Write out each line in which the string "Taylor" is present.
** Begin TASK INPUTS **
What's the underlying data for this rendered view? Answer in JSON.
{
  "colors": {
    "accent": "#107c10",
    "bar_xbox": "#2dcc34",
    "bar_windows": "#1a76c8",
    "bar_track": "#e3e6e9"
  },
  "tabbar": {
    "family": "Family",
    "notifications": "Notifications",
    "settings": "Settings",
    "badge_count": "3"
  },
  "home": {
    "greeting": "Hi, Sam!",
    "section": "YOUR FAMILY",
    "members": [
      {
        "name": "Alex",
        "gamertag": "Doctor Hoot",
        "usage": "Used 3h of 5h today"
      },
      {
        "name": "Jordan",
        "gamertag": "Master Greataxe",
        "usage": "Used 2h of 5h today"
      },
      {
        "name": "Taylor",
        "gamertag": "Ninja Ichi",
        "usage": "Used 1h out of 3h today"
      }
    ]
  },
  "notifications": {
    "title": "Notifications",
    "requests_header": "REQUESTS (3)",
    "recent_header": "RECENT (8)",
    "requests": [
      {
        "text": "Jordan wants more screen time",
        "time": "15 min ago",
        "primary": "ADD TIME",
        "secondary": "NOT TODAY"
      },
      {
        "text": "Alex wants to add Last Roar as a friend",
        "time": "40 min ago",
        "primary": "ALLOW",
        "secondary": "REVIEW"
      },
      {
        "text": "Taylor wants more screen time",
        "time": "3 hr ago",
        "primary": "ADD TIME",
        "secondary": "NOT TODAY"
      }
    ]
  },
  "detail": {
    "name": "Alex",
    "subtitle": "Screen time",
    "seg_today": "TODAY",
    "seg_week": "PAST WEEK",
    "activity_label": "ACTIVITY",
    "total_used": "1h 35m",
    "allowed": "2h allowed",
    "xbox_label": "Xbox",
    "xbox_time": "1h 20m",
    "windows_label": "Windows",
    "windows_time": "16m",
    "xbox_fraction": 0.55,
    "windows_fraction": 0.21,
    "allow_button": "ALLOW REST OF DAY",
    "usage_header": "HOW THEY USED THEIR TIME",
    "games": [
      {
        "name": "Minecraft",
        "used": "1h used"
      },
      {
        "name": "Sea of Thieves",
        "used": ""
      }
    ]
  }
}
** End TASK INPUTS **
FINAL RESULT:
        "name": "Taylor",
        "text": "Taylor wants more screen time",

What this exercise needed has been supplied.